╔══
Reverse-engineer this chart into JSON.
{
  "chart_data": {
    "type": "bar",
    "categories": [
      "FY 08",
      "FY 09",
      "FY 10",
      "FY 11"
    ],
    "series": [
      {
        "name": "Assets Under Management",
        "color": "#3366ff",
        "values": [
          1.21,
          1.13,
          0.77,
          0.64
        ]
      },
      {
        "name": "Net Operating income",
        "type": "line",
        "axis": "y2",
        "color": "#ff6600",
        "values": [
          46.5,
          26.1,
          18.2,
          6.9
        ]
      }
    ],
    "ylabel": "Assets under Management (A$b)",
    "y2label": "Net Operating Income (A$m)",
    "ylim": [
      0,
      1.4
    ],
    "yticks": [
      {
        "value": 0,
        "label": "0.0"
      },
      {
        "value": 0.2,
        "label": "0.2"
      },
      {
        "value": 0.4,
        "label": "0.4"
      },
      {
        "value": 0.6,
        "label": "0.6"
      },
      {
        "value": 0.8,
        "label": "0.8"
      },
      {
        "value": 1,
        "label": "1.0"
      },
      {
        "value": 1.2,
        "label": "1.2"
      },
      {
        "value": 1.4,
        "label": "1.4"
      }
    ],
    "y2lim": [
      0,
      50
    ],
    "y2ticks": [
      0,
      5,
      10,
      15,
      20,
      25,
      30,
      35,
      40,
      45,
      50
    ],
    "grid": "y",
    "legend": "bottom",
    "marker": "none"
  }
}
╚══
Using the listing above, please repeat every entry exactly.

Reverse-engineer this chart into JSON.
{
  "chart_data": {
    "type": "bar",
    "categories": [
      "FY 08",
      "FY 09",
      "FY 10",
      "FY 11"
    ],
    "series": [
      {
        "name": "Assets Under Management",
        "color": "#3366ff",
        "values": [
          1.21,
          1.13,
          0.77,
          0.64
        ]
      },
      {
        "name": "Net Operating income",
        "type": "line",
        "axis": "y2",
        "color": "#ff6600",
        "values": [
          46.5,
          26.1,
          18.2,
          6.9
        ]
      }
    ],
    "ylabel": "Assets under Management (A$b)",
    "y2label": "Net Operating Income (A$m)",
    "ylim": [
      0,
      1.4
    ],
    "yticks": [
      {
        "value": 0,
        "label": "0.0"
      },
      {
        "value": 0.2,
        "label": "0.2"
      },
      {
        "value": 0.4,
        "label": "0.4"
      },
      {
        "value": 0.6,
        "label": "0.6"
      },
      {
        "value": 0.8,
        "label": "0.8"
      },
      {
        "value": 1,
        "label": "1.0"
      },
      {
        "value": 1.2,
        "label": "1.2"
      },
      {
        "value": 1.4,
        "label": "1.4"
      }
    ],
    "y2lim": [
      0,
      50
    ],
    "y2ticks": [
      0,
      5,
      10,
      15,
      20,
      25,
      30,
      35,
      40,
      45,
      50
    ],
    "grid": "y",
    "legend": "bottom",
    "marker": "none"
  }
}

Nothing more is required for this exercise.